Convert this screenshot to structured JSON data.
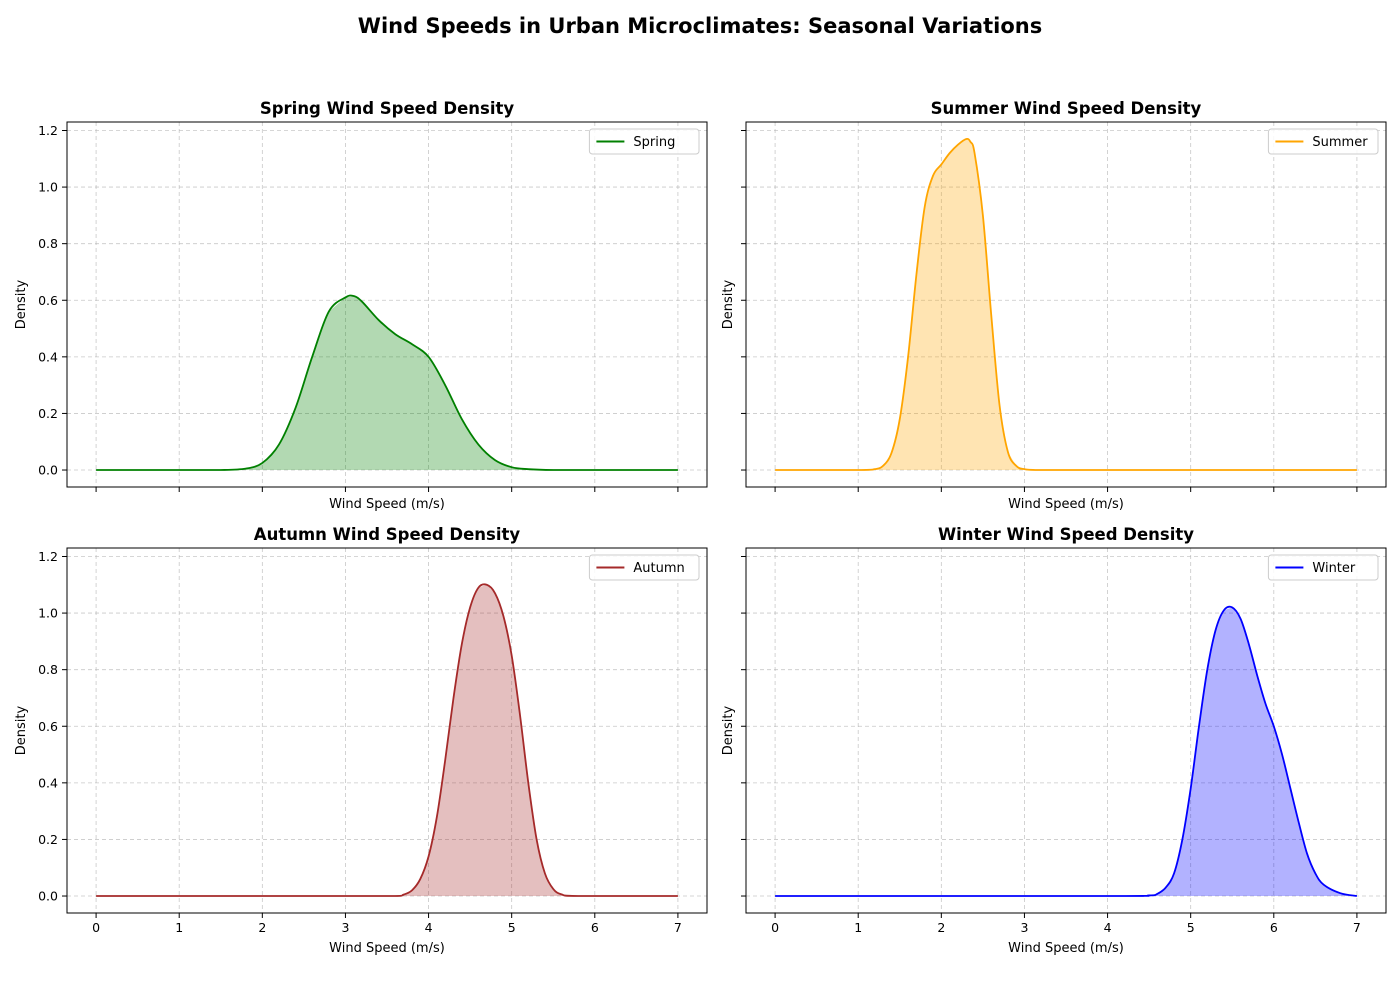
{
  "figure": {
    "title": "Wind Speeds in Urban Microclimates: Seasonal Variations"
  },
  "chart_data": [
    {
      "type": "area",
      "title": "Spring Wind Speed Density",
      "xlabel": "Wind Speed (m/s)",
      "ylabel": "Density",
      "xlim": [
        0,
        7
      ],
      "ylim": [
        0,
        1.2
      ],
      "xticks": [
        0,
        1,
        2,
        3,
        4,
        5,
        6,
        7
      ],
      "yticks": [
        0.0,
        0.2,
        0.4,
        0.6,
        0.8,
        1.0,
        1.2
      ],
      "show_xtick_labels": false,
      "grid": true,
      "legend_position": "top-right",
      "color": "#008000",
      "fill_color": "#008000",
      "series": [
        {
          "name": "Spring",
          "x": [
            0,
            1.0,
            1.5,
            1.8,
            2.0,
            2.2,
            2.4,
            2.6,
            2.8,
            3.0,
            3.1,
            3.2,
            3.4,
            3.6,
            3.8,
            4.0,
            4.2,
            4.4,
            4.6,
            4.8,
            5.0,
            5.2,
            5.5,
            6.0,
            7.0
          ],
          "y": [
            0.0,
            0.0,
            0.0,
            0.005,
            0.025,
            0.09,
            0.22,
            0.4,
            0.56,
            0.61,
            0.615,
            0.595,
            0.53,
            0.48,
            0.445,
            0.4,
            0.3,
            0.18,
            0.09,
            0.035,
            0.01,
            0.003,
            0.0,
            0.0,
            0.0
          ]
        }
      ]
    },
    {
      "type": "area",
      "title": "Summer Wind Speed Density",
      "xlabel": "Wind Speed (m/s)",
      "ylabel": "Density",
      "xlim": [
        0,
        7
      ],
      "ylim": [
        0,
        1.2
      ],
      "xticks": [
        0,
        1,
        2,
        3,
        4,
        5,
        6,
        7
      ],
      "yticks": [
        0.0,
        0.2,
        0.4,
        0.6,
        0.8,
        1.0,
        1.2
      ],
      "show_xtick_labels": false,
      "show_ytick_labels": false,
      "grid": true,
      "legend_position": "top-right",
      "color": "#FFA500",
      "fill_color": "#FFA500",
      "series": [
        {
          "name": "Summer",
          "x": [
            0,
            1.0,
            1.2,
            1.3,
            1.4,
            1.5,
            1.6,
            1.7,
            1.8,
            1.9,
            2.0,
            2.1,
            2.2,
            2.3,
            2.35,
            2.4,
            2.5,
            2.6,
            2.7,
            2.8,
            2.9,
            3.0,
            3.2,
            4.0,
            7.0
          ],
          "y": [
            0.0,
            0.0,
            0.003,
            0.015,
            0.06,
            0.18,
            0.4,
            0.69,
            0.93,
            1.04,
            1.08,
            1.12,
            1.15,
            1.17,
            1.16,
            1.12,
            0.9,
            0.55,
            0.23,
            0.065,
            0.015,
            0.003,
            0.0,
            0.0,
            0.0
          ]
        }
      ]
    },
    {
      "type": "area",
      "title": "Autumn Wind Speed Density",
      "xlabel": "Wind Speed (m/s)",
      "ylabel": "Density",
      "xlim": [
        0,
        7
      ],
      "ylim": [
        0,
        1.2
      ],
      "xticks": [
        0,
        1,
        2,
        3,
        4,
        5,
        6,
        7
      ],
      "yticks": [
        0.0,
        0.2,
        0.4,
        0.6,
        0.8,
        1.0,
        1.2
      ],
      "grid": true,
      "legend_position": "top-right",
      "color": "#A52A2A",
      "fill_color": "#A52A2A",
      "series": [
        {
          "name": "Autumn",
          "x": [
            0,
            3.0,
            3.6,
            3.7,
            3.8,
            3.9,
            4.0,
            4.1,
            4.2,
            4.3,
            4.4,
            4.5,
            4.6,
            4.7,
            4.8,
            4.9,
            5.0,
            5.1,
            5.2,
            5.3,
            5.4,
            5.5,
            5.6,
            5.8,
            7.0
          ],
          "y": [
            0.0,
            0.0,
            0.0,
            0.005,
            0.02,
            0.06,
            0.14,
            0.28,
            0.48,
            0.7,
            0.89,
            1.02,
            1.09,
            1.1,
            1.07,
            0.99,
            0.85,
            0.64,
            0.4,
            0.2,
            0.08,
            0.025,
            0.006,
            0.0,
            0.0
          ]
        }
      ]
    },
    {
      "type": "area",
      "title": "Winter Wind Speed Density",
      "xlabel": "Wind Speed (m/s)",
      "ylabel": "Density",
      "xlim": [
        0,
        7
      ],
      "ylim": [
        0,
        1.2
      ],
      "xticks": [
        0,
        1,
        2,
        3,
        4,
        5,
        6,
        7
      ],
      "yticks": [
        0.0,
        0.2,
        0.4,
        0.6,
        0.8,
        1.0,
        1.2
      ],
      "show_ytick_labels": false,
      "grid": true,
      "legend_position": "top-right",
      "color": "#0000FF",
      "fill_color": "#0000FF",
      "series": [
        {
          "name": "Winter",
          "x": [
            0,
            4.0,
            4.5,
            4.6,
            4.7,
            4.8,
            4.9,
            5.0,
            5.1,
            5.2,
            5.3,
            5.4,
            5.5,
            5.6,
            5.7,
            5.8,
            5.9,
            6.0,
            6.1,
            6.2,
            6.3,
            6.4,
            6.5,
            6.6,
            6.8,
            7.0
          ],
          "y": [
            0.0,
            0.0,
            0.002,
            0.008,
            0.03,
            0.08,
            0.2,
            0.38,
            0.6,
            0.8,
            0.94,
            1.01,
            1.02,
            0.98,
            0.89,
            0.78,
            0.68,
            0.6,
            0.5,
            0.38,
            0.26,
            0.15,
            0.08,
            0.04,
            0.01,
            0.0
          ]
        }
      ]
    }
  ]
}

* * *

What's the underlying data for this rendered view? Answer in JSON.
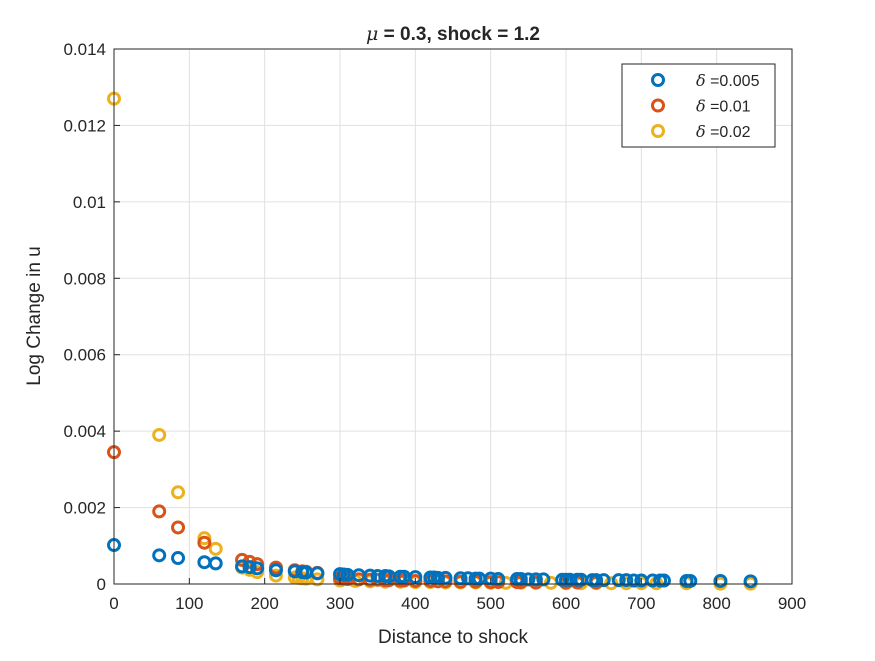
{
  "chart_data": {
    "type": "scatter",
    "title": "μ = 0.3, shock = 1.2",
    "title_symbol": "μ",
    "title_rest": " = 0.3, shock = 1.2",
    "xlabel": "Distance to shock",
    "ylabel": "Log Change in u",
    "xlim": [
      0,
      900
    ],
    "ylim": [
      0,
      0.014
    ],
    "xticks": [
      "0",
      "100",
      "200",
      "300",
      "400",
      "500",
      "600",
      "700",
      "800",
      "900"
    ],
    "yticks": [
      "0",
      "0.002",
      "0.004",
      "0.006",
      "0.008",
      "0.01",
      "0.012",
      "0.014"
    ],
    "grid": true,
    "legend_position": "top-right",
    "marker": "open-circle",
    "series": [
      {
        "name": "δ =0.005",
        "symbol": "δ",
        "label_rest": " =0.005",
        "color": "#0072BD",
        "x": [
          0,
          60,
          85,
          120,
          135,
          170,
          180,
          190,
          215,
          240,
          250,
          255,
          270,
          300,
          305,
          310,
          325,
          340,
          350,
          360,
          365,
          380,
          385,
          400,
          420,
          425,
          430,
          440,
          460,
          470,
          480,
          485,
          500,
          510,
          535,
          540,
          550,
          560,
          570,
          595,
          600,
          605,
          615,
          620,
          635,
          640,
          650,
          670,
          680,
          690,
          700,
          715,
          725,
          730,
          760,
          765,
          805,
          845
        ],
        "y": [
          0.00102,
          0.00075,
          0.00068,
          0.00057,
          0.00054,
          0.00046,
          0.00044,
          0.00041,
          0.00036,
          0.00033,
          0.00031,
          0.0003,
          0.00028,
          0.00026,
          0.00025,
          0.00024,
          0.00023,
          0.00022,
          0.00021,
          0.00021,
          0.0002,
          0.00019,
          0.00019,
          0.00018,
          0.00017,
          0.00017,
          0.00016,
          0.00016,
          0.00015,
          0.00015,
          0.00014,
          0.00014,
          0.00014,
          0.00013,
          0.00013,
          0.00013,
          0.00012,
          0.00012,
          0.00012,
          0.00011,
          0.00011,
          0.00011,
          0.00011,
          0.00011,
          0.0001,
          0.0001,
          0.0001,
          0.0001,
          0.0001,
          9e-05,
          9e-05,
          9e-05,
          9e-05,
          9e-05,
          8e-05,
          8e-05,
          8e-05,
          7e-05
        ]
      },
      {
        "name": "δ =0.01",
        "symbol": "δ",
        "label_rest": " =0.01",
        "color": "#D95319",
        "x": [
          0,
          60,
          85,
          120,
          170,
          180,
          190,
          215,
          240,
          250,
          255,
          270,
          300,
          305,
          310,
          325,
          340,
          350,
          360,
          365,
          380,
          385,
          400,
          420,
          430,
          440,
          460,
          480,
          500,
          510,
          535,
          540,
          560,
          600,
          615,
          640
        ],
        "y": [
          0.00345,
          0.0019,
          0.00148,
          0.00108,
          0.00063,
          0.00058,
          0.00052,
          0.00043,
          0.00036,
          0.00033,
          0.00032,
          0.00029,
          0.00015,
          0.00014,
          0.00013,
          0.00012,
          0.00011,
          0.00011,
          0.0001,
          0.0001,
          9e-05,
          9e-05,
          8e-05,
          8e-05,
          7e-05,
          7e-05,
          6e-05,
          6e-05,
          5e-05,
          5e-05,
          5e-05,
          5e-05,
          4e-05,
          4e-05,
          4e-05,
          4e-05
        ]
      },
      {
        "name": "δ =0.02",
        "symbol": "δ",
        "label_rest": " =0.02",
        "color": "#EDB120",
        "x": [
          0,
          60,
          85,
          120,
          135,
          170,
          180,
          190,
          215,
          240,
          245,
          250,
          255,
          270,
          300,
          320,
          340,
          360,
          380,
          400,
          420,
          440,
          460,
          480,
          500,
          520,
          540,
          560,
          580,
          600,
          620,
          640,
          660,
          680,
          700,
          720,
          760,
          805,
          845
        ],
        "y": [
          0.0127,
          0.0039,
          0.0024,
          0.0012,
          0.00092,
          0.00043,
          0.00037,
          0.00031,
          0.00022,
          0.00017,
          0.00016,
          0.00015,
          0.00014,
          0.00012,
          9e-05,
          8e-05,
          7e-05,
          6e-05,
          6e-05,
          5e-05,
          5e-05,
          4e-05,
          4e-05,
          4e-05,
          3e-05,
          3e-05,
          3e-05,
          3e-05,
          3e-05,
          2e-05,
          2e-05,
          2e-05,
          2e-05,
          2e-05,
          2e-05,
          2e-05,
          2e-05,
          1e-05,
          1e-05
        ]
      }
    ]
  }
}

...

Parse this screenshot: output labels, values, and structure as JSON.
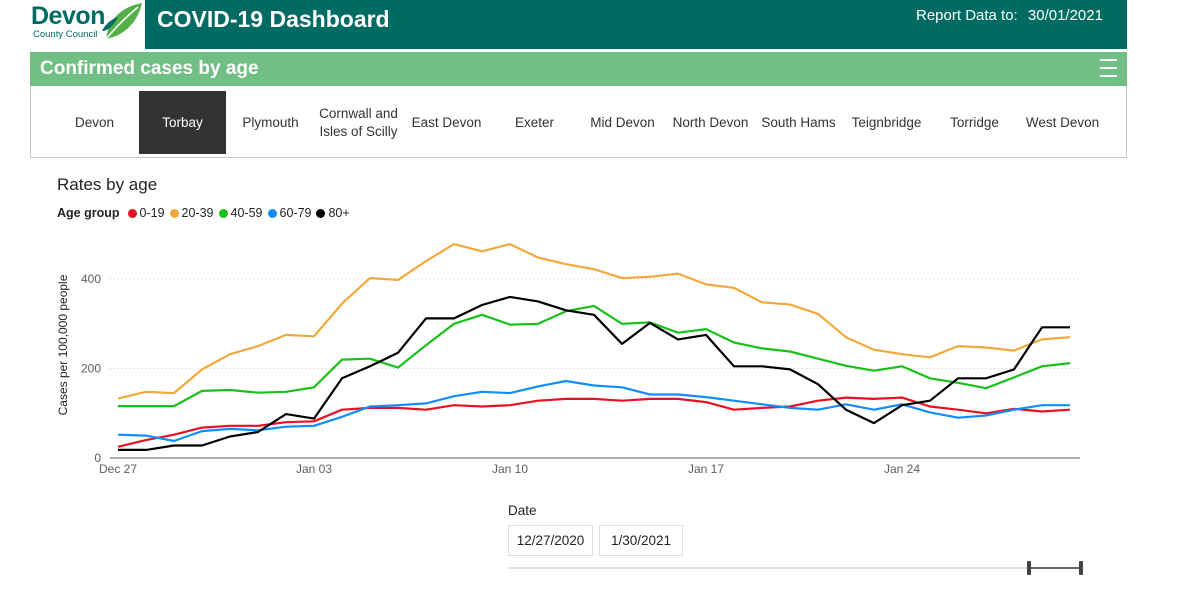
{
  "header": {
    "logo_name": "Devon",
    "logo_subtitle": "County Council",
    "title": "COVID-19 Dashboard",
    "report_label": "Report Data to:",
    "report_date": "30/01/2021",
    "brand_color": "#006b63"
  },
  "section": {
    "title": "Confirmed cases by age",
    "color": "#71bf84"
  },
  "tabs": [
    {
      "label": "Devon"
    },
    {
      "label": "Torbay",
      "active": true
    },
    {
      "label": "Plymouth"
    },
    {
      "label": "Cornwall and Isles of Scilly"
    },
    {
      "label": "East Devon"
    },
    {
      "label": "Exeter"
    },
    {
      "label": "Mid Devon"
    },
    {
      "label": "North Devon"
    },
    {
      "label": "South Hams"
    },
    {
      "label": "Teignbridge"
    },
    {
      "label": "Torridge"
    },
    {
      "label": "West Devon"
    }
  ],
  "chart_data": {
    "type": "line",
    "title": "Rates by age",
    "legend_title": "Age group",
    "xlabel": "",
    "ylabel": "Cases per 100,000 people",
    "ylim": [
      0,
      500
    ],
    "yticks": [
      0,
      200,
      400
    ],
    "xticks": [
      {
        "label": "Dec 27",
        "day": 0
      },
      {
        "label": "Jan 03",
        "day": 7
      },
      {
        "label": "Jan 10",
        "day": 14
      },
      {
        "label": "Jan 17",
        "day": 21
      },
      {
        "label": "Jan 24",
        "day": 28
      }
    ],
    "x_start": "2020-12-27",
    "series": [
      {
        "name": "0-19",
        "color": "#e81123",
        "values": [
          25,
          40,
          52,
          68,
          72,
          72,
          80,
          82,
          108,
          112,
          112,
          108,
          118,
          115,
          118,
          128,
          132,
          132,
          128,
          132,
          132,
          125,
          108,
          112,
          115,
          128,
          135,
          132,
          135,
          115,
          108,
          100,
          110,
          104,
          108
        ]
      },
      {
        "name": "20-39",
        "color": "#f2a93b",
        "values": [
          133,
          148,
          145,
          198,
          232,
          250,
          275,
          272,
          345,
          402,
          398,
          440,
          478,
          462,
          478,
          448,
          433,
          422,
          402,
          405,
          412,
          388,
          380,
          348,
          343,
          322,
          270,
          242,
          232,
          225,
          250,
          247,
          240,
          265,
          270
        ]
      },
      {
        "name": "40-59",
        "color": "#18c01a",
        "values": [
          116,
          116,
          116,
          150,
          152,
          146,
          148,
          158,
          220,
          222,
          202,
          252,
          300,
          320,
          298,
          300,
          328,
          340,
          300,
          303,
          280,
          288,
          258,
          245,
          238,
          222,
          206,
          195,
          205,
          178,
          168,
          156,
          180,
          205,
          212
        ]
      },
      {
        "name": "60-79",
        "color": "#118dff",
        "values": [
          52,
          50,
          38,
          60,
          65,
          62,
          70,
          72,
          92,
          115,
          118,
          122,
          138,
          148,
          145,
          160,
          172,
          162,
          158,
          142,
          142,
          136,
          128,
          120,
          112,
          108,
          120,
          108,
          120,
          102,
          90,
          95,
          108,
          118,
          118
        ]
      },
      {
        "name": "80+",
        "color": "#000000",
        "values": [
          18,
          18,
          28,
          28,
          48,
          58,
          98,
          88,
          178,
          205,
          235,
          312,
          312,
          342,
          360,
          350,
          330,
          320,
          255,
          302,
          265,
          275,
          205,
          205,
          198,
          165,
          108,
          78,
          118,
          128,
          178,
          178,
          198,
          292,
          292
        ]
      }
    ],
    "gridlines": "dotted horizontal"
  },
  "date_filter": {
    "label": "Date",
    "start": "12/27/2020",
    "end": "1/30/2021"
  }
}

### REQUIREMENTS
Reproduce each line from the records that contains the word "this".

### TASK RESULT
Convert this screenshot to structured JSON data.
What's the underlying data for this rendered view? Answer in JSON.
Parse this screenshot: output labels, values, and structure as JSON.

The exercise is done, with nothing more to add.